• _Written problem_:
Find the lines that contain the word "ylabel" and copy each one.

▼

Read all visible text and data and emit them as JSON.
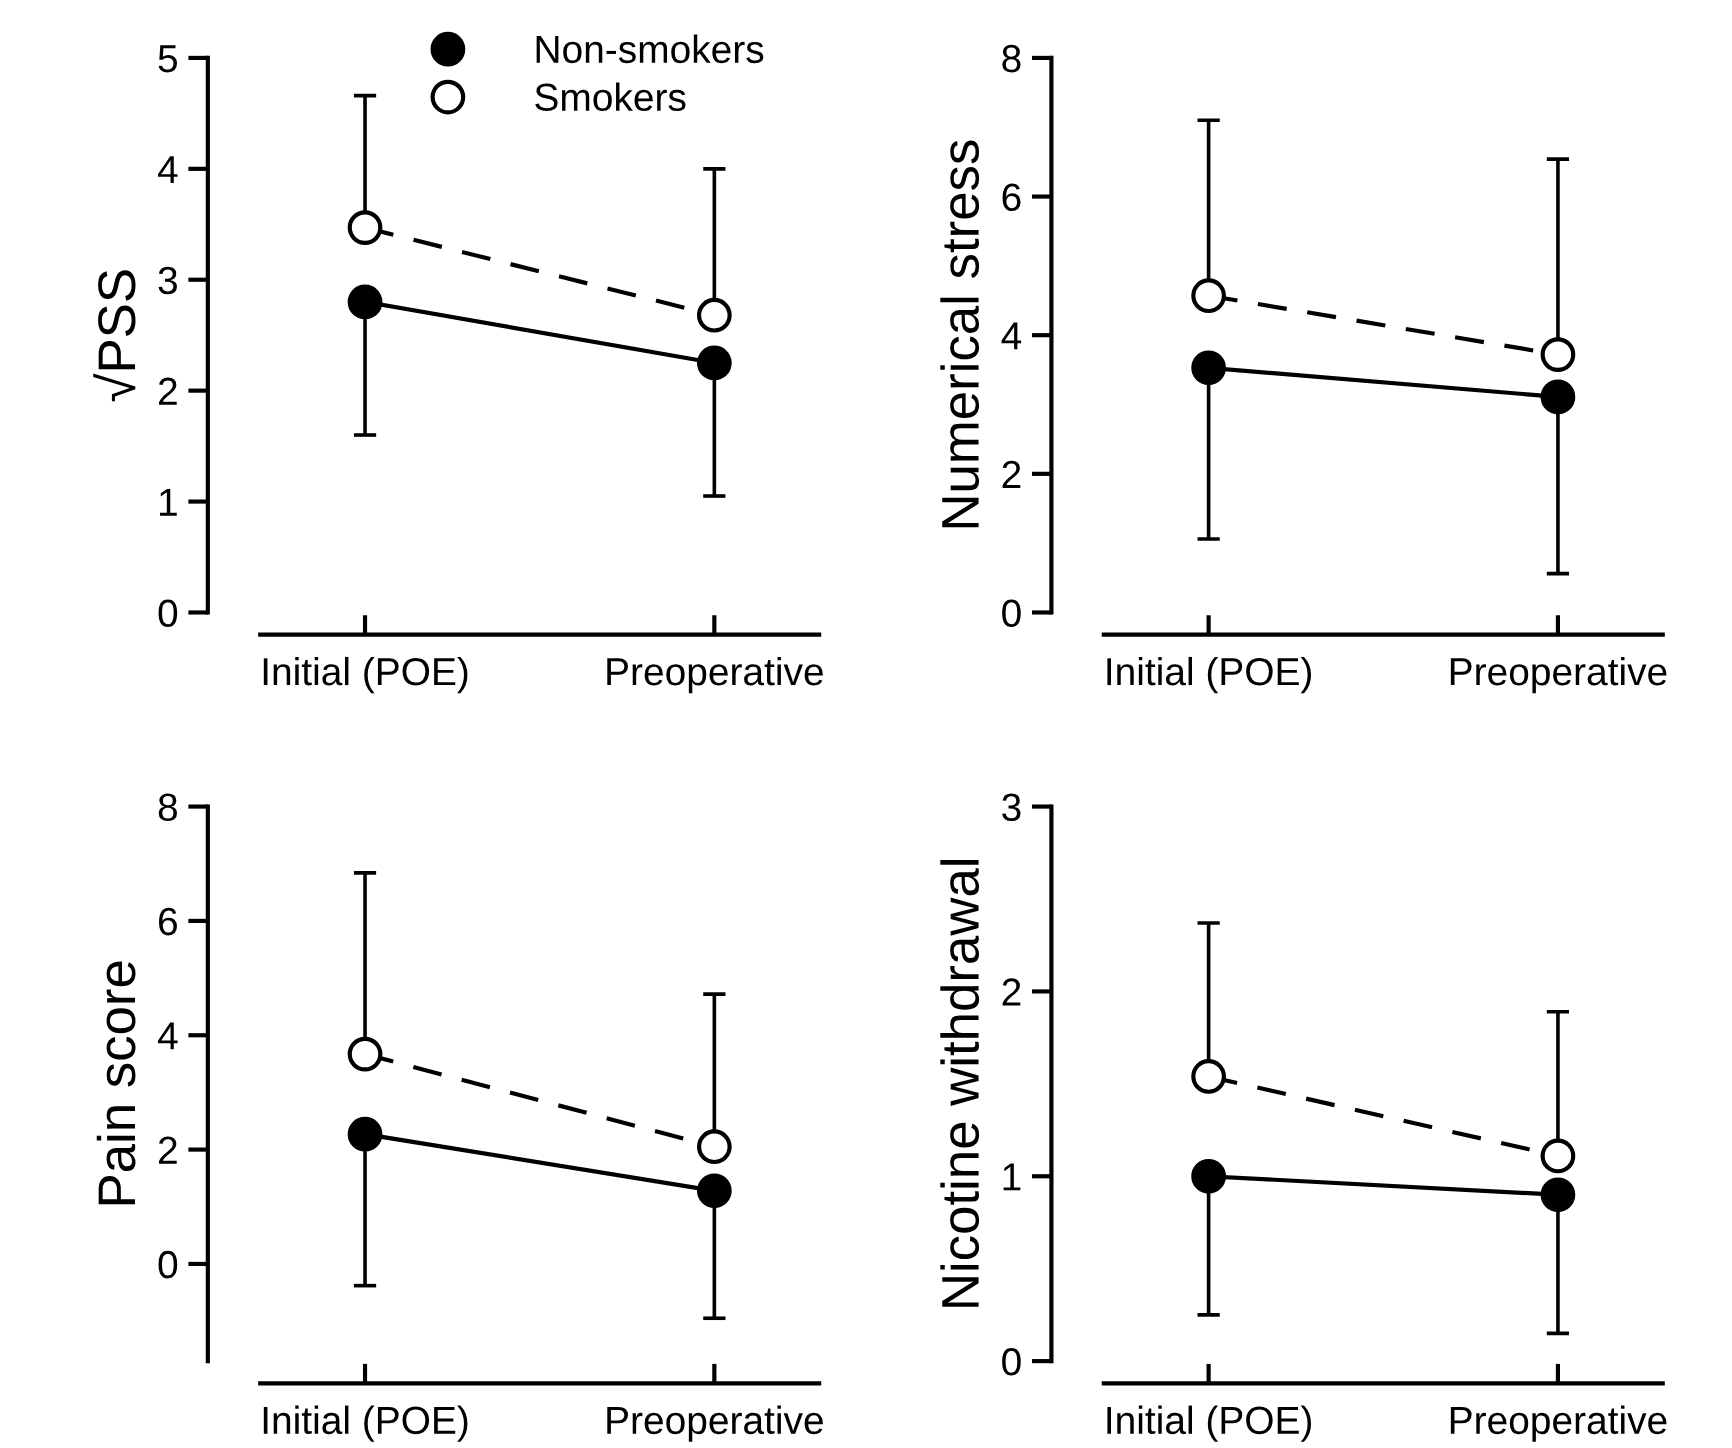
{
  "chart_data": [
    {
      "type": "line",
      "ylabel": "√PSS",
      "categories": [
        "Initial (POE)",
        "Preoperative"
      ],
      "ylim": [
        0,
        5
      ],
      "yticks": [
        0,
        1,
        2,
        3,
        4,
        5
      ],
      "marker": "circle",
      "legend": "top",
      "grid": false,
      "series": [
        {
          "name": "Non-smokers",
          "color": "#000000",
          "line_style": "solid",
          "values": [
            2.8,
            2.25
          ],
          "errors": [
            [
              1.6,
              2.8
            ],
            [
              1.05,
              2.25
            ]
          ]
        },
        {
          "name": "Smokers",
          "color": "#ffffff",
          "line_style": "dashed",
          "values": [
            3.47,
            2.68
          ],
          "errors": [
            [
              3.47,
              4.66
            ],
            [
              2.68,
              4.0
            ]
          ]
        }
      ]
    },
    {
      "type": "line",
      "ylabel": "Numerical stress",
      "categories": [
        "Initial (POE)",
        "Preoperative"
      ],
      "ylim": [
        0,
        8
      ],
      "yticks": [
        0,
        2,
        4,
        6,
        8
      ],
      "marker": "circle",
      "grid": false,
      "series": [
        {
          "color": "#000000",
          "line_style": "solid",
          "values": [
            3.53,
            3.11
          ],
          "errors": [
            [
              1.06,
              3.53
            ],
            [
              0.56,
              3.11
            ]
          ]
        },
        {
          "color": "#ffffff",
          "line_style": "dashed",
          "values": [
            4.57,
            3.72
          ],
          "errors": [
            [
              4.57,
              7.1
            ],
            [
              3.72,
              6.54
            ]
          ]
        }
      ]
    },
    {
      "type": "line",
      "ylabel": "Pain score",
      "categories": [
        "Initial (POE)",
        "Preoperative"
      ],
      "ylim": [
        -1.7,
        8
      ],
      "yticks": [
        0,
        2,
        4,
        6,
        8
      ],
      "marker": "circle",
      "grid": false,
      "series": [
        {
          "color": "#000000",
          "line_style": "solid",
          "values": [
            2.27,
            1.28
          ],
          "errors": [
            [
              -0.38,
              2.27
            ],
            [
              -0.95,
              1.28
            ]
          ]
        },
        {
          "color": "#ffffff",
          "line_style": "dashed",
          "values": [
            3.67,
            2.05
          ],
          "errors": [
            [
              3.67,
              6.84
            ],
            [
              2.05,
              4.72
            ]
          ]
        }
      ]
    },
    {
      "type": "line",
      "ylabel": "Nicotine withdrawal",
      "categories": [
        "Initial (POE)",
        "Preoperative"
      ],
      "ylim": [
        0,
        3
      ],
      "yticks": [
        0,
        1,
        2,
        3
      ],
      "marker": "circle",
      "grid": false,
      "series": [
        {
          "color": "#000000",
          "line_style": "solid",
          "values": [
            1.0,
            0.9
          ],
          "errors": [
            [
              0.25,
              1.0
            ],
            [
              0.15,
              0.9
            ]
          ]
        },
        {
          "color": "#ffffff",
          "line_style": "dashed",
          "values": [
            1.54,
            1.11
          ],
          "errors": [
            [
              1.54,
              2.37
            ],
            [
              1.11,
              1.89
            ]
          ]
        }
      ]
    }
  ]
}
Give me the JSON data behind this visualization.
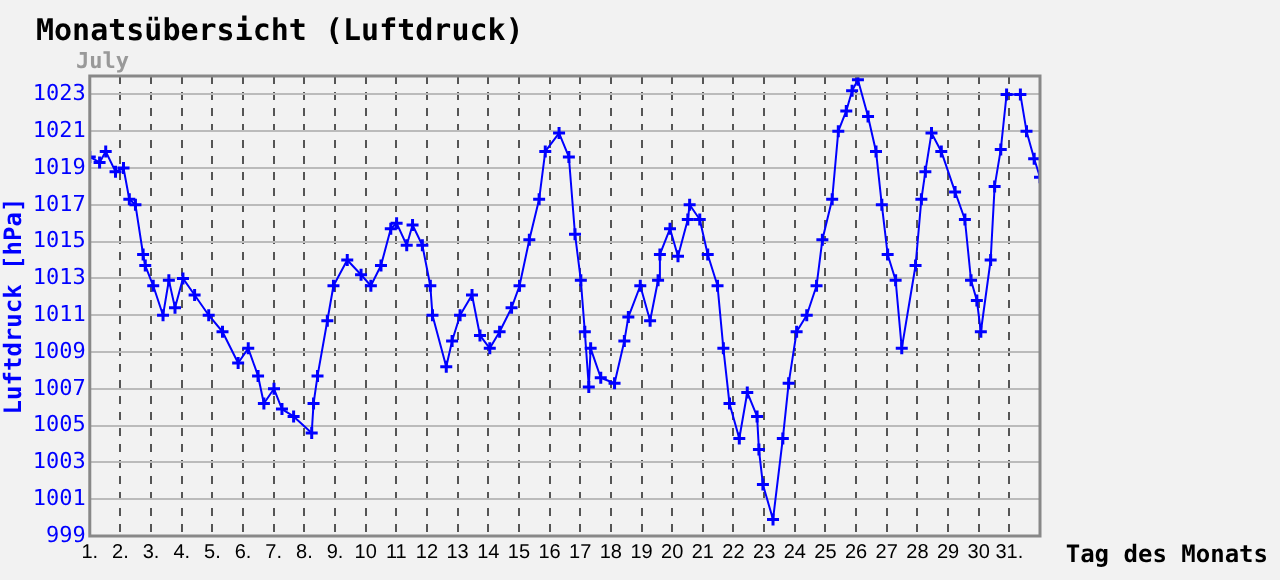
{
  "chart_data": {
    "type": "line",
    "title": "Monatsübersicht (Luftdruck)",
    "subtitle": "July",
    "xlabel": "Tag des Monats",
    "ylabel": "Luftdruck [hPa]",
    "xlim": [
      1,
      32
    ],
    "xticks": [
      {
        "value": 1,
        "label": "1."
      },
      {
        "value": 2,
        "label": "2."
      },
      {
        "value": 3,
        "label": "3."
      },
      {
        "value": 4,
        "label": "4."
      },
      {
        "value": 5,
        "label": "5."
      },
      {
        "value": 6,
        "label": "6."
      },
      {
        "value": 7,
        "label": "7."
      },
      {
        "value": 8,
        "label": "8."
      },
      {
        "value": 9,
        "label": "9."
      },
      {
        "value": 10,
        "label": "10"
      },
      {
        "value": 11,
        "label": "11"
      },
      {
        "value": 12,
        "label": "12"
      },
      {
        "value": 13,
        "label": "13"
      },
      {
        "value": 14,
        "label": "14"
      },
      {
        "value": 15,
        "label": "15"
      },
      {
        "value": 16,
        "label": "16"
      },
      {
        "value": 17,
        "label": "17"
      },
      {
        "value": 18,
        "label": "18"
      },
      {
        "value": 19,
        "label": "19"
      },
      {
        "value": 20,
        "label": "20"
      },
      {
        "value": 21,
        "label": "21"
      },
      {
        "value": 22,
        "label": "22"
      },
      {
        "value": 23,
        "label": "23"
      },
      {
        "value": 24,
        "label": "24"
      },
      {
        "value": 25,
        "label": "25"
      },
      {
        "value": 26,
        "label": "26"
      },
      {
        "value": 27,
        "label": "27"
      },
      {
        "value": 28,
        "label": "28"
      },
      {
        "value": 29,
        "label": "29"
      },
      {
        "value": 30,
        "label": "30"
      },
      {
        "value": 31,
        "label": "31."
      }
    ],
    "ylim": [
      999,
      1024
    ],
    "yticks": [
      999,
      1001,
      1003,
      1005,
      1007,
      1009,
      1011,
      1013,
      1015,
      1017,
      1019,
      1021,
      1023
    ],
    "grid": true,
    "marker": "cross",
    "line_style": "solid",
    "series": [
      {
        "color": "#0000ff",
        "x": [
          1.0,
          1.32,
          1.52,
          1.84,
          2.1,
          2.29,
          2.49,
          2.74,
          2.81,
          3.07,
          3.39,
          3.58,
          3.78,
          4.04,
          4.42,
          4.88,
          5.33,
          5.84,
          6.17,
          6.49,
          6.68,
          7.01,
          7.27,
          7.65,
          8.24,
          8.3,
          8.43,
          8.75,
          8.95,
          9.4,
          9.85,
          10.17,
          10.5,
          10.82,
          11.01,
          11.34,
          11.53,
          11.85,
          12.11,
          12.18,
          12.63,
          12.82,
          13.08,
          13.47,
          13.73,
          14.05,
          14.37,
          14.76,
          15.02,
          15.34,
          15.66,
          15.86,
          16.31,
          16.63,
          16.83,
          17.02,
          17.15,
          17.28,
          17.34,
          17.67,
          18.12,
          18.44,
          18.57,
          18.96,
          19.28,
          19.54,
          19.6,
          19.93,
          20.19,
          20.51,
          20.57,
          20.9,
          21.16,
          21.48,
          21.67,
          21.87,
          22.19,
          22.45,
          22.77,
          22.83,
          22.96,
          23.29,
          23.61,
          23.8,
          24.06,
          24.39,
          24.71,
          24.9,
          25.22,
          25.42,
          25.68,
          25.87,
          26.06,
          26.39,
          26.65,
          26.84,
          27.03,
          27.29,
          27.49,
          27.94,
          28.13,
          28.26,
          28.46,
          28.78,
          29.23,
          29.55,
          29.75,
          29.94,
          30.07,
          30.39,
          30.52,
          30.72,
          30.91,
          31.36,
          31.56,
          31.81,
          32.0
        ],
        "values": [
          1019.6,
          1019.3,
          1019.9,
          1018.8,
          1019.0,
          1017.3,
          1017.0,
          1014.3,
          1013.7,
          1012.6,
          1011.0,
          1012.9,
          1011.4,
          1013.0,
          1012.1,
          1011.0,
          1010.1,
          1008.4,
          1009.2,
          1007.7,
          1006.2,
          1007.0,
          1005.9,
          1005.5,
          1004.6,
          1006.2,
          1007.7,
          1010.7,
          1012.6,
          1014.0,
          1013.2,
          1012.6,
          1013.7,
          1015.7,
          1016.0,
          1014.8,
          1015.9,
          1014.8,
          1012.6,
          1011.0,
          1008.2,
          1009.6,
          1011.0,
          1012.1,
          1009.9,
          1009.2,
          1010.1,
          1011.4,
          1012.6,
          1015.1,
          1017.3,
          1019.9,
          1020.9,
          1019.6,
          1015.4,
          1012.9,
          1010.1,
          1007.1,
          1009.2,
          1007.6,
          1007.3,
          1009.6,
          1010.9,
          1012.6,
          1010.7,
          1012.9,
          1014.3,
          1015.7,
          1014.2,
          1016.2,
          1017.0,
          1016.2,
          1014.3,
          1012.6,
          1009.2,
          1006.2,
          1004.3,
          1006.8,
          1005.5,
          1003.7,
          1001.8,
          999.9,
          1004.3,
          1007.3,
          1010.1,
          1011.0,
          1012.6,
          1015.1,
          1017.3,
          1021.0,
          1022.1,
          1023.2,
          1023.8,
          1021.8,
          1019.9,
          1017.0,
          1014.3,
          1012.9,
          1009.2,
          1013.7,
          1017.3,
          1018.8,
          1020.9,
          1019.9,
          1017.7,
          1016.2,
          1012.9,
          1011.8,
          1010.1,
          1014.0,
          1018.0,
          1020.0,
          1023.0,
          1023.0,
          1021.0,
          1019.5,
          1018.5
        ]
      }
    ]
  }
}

▲

• _Result of this exercise_:
      "ylabel": "√PSS",
      "ylabel": "Numerical stress",
      "ylabel": "Pain score",
      "ylabel": "Nicotine withdrawal",
    "ylabel": "Luftdruck [hPa]",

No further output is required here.